Tasks to perform:
**1)** Edit the sensor troubleshooting text: rewrite it from "Sensor triggers constantly" to "environmental or electronic.", using "trimmer" in place of "potentiometer".
**2)** Answer these questions about the sensor troubleshooting text.
(a) What capacitor should be added between VCC and GND at the module?
(b) How long should you wait after power-up before expecting normal operation?
(c) What should the Fresnel lens be cleaned with?
**3)** Continue the sensor troubleshooting text from its last line.

### Text excerpt

Sensor triggers constantly with no movement present
Cause: Heat source or infrared-emitting object (HVAC vent, sunlight, warm equipment) in the field of view; supply voltage noise causing false triggers; or defective module Fix: Re-orient the sensor away from heat sources and windows. Add a 100nF ceramic capacitor between VCC and GND at the module. Reduce sensitivity via the sensitivity potentiometer. Test in a stable environment with no HVAC or sunlight to isolate whether the issue is environmental or electronic.
Sensor does not trigger even when walking directly in front of it
Cause: Sensitivity set too low; supply voltage too low or outside specified range; Fresnel lens blocked or dirty; or sensor in initialisation period Fix: Verify supply voltage is within the module's specified range. Increase sensitivity via the potentiometer. Clean the Fresnel lens with a dry cloth. Wait 60 seconds after power-up before expecting normal operation. Confirm the sensor is not behind glass or a material that blocks infrared.

######
### Data supplied

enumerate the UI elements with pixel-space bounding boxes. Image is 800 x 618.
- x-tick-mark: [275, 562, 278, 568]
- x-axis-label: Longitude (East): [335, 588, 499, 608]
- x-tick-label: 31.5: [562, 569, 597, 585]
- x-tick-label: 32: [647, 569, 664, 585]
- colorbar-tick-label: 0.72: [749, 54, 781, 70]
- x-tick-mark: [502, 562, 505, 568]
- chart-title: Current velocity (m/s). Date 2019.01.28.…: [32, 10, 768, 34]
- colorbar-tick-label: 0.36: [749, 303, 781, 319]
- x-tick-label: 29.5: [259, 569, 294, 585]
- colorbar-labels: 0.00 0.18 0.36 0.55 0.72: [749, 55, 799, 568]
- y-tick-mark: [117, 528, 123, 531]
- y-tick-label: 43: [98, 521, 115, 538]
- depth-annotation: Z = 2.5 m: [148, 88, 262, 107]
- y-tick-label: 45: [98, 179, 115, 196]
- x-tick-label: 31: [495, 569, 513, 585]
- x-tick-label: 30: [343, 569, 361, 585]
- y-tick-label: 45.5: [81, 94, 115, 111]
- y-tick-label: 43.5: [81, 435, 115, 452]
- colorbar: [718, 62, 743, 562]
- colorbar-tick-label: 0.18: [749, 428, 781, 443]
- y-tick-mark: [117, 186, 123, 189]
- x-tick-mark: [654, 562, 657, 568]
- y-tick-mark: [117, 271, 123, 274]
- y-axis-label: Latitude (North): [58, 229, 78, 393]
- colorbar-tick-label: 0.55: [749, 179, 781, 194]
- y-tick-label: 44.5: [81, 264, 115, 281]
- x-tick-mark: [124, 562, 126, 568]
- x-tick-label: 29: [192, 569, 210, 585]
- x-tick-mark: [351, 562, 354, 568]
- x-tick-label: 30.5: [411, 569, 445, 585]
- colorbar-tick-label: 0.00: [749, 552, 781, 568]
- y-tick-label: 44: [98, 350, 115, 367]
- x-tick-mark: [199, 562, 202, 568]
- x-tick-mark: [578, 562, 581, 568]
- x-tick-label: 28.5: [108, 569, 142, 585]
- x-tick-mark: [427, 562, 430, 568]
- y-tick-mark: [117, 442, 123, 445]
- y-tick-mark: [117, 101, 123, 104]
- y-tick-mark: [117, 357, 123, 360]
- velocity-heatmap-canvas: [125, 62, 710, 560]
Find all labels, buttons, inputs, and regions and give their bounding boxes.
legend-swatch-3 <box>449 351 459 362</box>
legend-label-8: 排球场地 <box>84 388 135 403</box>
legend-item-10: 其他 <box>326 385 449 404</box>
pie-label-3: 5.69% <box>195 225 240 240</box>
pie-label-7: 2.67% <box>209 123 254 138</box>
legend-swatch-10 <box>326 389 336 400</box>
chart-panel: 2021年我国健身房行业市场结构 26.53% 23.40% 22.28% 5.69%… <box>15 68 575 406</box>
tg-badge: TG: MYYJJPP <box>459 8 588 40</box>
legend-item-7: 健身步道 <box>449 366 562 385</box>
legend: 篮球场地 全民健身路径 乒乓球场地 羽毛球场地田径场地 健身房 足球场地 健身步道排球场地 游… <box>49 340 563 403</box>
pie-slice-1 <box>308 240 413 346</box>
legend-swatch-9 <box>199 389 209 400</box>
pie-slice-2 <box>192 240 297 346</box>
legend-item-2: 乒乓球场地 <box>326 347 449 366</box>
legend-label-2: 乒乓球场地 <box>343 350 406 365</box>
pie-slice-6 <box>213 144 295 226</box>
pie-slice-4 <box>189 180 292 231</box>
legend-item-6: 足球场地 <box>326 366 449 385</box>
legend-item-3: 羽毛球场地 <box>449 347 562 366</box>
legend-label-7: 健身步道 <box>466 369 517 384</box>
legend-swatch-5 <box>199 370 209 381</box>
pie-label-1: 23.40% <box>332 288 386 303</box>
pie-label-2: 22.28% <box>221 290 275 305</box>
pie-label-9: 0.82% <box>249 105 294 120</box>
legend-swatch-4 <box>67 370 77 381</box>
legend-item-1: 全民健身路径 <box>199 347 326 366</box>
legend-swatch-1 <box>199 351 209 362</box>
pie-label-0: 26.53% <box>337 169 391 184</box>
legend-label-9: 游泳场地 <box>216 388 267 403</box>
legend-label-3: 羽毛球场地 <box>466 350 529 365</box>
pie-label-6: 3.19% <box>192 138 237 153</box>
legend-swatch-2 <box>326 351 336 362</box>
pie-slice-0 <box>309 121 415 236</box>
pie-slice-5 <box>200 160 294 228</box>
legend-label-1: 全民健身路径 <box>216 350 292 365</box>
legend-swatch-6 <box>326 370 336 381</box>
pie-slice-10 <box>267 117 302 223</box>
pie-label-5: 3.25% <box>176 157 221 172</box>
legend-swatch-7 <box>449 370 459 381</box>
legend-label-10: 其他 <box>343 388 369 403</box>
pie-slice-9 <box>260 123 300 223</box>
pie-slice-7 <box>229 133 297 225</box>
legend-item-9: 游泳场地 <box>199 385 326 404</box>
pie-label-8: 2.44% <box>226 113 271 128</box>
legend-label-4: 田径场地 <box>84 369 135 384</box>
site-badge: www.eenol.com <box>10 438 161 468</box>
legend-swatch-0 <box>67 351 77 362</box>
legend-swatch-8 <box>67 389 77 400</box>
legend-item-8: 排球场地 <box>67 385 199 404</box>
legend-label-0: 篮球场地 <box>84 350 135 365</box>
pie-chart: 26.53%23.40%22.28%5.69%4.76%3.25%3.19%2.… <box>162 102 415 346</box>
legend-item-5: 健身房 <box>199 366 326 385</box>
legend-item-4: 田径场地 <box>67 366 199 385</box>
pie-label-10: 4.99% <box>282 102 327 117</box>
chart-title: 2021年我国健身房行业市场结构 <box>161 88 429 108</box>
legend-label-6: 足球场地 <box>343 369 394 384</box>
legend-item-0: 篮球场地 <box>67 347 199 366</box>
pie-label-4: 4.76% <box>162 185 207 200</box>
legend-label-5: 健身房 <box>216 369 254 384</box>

######

Response list:
**1)**
Sensor triggers constantly with no movement present
Cause: Heat source or infrared-emitting object (HVAC vent, sunlight, warm equipment) in the field of view; supply voltage noise causing false triggers; or defective module Fix: Re-orient the sensor away from heat sources and windows. Add a 100nF ceramic capacitor between VCC and GND at the module. Reduce sensitivity via the sensitivity trimmer. Test in a stable environment with no HVAC or sunlight to isolate whether the issue is environmental or electronic.

**2)**
(a) A 100nF ceramic capacitor.
(b) 60 seconds.
(c) A dry cloth.

**3)**
Output activates but connected relay does not energise
Cause: Relay coil voltage or current requirement exceeds the PIR output's drive capability; or relay module's input polarity is active-low but being driven high Fix: Measure the PIR output voltage when active and compare to the relay module's input trigger voltage. If the PIR output is insufficient to drive the relay directly, interpose a transistor switch (NPN, base resistor ~1kΩ) to provide sufficient coil current. Check relay module's trigger polarity requirement.

Frequently asked questions

What does passive mean in PIR sensor?

Passive means the sensor does not emit any signal. It only receives ambient infrared radiation. This contrasts with active sensors (such as ultrasonic or microwave sensors) that emit a signal and detect the reflection. The PIR simply measures changes in received infrared energy caused by a warm moving body entering or crossing its field of view.

Why does my PIR sensor trigger randomly with no one present?

Common causes include: HVAC vents blowing warm air that rapidly changes the infrared scene; sunlight or vehicle headlights sweeping across the sensor's field of view; small animals or insects crossing the detection zone; or electrical interference on the supply causing noise on the output. Shield the sensor from direct sunlight and heat sources, and decouple the supply with a 100nF ceramic capacitor close to the VCC pin.

Can I connect a PIR sensor output directly to a mains light fitting?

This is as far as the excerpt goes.